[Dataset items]

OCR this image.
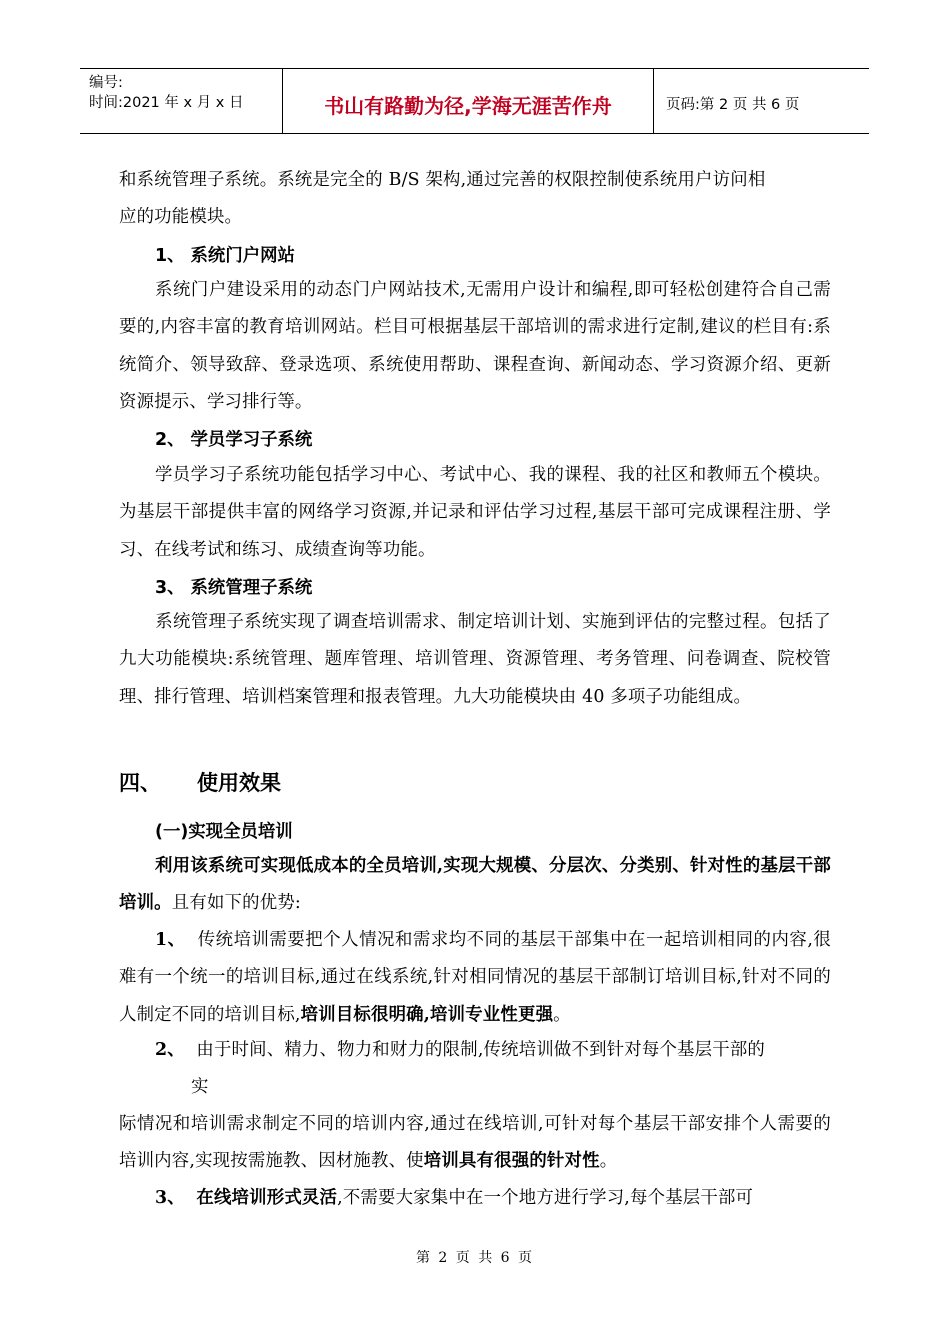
编号:
时间:2021 年 x 月 x 日	书山有路勤为径,学海无涯苦作舟	页码:第 2 页 共 6 页

和系统管理子系统。系统是完全的 B/S 架构,通过完善的权限控制使系统用户访问相
应的功能模块。

1、 系统门户网站

系统门户建设采用的动态门户网站技术,无需用户设计和编程,即可轻松创建符合自己需要的,内容丰富的教育培训网站。栏目可根据基层干部培训的需求进行定制,建议的栏目有:系统简介、领导致辞、登录选项、系统使用帮助、课程查询、新闻动态、学习资源介绍、更新资源提示、学习排行等。

2、 学员学习子系统

学员学习子系统功能包括学习中心、考试中心、我的课程、我的社区和教师五个模块。为基层干部提供丰富的网络学习资源,并记录和评估学习过程,基层干部可完成课程注册、学习、在线考试和练习、成绩查询等功能。

3、 系统管理子系统

系统管理子系统实现了调查培训需求、制定培训计划、实施到评估的完整过程。包括了九大功能模块:系统管理、题库管理、培训管理、资源管理、考务管理、问卷调查、院校管理、排行管理、培训档案管理和报表管理。九大功能模块由 40 多项子功能组成。

四、 使用效果

(一)实现全员培训

利用该系统可实现低成本的全员培训,实现大规模、分层次、分类别、针对性的基层干部培训。且有如下的优势:

1、 传统培训需要把个人情况和需求均不同的基层干部集中在一起培训相同的内容,很难有一个统一的培训目标,通过在线系统,针对相同情况的基层干部制订培训目标,针对不同的人制定不同的培训目标,培训目标很明确,培训专业性更强。

2、 由于时间、精力、物力和财力的限制,传统培训做不到针对每个基层干部的

实

际情况和培训需求制定不同的培训内容,通过在线培训,可针对每个基层干部安排个人需要的培训内容,实现按需施教、因材施教、使培训具有很强的针对性。

3、 在线培训形式灵活,不需要大家集中在一个地方进行学习,每个基层干部可

第 2 页 共 6 页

Written task: Leave out the pictures and retype every line above exactly.

Result:
OCR this image.
编号:
时间:2021 年 x 月 x 日	书山有路勤为径,学海无涯苦作舟	页码:第 2 页 共 6 页

和系统管理子系统。系统是完全的 B/S 架构,通过完善的权限控制使系统用户访问相
应的功能模块。

1、 系统门户网站

系统门户建设采用的动态门户网站技术,无需用户设计和编程,即可轻松创建符合自己需要的,内容丰富的教育培训网站。栏目可根据基层干部培训的需求进行定制,建议的栏目有:系统简介、领导致辞、登录选项、系统使用帮助、课程查询、新闻动态、学习资源介绍、更新资源提示、学习排行等。

2、 学员学习子系统

学员学习子系统功能包括学习中心、考试中心、我的课程、我的社区和教师五个模块。为基层干部提供丰富的网络学习资源,并记录和评估学习过程,基层干部可完成课程注册、学习、在线考试和练习、成绩查询等功能。

3、 系统管理子系统

系统管理子系统实现了调查培训需求、制定培训计划、实施到评估的完整过程。包括了九大功能模块:系统管理、题库管理、培训管理、资源管理、考务管理、问卷调查、院校管理、排行管理、培训档案管理和报表管理。九大功能模块由 40 多项子功能组成。

四、 使用效果

(一)实现全员培训

利用该系统可实现低成本的全员培训,实现大规模、分层次、分类别、针对性的基层干部培训。且有如下的优势:

1、 传统培训需要把个人情况和需求均不同的基层干部集中在一起培训相同的内容,很难有一个统一的培训目标,通过在线系统,针对相同情况的基层干部制订培训目标,针对不同的人制定不同的培训目标,培训目标很明确,培训专业性更强。

2、 由于时间、精力、物力和财力的限制,传统培训做不到针对每个基层干部的

实

际情况和培训需求制定不同的培训内容,通过在线培训,可针对每个基层干部安排个人需要的培训内容,实现按需施教、因材施教、使培训具有很强的针对性。

3、 在线培训形式灵活,不需要大家集中在一个地方进行学习,每个基层干部可

第 2 页 共 6 页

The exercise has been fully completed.